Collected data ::
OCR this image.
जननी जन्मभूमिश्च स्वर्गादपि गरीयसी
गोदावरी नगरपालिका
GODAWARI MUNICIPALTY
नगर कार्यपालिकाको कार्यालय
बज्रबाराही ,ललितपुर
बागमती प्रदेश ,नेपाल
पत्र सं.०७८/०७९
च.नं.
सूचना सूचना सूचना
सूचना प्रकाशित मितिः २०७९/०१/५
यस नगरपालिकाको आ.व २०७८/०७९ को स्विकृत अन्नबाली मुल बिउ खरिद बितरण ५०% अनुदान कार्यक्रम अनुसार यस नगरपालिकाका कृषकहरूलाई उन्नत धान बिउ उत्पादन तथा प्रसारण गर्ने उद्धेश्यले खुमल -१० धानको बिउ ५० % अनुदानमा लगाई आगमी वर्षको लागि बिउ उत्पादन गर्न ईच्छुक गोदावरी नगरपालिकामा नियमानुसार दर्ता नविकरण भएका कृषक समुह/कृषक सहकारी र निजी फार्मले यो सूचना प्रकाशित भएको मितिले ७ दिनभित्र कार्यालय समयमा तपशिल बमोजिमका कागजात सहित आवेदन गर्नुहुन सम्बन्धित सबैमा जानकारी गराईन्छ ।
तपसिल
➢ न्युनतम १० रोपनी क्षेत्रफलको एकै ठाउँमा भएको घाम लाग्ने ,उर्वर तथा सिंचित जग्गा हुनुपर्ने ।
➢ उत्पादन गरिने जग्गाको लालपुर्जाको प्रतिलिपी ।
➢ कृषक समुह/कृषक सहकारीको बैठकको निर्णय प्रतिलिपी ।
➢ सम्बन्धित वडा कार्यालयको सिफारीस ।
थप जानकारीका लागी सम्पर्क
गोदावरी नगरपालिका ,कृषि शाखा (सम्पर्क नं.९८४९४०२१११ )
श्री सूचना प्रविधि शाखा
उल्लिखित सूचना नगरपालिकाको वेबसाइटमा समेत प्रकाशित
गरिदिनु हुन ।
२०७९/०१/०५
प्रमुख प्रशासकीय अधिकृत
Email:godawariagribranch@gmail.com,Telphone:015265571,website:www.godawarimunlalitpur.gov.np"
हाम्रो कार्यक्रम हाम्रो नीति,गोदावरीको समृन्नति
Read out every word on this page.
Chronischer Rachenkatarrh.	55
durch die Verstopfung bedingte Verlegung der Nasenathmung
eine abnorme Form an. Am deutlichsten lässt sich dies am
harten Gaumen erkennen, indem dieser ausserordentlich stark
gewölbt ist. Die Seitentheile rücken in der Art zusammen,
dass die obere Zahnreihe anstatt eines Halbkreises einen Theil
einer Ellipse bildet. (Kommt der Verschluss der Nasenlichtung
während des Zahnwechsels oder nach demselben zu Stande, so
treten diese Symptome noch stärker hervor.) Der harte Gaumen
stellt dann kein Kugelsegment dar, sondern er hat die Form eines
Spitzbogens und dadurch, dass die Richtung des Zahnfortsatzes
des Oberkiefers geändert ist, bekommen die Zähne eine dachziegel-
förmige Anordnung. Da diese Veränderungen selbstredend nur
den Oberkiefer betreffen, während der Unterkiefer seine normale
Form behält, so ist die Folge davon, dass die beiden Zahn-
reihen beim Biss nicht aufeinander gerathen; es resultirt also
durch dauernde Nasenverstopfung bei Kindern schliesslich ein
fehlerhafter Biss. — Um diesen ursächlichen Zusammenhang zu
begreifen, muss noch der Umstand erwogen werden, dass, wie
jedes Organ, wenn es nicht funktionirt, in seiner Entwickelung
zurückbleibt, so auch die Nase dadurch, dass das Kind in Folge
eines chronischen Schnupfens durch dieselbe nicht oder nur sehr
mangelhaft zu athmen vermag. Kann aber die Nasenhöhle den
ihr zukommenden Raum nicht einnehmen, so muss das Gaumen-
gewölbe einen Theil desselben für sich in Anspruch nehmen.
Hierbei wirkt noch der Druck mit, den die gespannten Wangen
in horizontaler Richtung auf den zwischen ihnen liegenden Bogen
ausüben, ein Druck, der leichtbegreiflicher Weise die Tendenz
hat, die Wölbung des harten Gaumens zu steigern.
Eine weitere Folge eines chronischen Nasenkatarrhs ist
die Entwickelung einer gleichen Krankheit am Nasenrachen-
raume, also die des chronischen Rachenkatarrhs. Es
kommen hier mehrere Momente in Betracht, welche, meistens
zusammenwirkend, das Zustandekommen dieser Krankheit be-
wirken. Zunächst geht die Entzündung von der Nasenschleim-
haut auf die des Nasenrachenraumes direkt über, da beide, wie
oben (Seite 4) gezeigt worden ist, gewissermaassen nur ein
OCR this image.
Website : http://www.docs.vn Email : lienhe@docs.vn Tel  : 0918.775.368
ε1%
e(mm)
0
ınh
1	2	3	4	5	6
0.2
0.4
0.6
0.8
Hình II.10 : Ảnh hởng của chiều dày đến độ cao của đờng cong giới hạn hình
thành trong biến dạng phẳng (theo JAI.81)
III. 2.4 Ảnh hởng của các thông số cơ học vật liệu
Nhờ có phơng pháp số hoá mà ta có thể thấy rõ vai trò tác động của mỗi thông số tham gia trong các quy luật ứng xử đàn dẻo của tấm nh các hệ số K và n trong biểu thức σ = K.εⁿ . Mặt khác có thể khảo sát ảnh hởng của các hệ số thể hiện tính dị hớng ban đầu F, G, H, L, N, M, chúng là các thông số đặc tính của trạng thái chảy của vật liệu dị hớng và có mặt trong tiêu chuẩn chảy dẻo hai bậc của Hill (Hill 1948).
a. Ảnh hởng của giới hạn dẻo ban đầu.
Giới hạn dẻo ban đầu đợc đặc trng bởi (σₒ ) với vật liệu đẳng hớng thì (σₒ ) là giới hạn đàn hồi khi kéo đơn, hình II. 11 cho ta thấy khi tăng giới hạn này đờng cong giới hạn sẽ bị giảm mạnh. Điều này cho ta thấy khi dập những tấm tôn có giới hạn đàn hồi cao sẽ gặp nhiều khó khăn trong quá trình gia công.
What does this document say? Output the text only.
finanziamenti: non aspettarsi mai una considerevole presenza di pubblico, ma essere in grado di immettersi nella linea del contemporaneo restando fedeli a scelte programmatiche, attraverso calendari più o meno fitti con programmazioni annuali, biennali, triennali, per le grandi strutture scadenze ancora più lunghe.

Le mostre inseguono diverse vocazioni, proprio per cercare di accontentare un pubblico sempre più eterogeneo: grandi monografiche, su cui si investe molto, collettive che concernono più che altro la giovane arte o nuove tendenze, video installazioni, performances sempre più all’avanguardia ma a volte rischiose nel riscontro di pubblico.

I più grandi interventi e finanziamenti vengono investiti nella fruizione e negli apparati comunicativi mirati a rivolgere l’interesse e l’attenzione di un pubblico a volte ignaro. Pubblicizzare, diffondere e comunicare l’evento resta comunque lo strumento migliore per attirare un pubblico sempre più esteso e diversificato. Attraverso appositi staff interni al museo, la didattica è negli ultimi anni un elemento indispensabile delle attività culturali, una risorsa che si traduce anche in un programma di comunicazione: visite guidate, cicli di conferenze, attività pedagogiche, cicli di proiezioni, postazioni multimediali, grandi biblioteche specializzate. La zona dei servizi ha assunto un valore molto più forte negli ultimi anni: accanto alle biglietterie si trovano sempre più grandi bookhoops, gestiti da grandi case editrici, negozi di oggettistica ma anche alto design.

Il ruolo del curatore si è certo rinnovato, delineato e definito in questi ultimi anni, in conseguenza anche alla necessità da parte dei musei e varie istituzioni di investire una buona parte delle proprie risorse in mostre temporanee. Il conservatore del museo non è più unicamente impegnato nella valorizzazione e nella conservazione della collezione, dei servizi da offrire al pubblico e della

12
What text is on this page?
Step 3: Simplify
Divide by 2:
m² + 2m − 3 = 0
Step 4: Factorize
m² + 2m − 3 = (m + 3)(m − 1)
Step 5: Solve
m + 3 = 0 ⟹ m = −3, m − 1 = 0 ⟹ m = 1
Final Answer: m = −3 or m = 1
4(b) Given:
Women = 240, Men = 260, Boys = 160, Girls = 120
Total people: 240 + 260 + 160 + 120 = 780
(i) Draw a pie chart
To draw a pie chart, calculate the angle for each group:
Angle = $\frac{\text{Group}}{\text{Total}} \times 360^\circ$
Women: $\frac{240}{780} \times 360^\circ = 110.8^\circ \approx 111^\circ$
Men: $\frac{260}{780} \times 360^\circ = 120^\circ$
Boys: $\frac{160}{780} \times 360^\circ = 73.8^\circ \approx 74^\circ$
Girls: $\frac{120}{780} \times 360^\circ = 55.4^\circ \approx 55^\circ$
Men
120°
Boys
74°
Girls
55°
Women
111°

THE TASK ::
Extract, exactly, the lines above that begin at the line containing "What text is on this page?" and end at the final line of the records; add no other text.

RESULT FOR THIS TASK ::
What text is on this page?
Step 3: Simplify
Divide by 2:
m² + 2m − 3 = 0
Step 4: Factorize
m² + 2m − 3 = (m + 3)(m − 1)
Step 5: Solve
m + 3 = 0 ⟹ m = −3, m − 1 = 0 ⟹ m = 1
Final Answer: m = −3 or m = 1
4(b) Given:
Women = 240, Men = 260, Boys = 160, Girls = 120
Total people: 240 + 260 + 160 + 120 = 780
(i) Draw a pie chart
To draw a pie chart, calculate the angle for each group:
Angle = $\frac{\text{Group}}{\text{Total}} \times 360^\circ$
Women: $\frac{240}{780} \times 360^\circ = 110.8^\circ \approx 111^\circ$
Men: $\frac{260}{780} \times 360^\circ = 120^\circ$
Boys: $\frac{160}{780} \times 360^\circ = 73.8^\circ \approx 74^\circ$
Girls: $\frac{120}{780} \times 360^\circ = 55.4^\circ \approx 55^\circ$
Men
120°
Boys
74°
Girls
55°
Women
111°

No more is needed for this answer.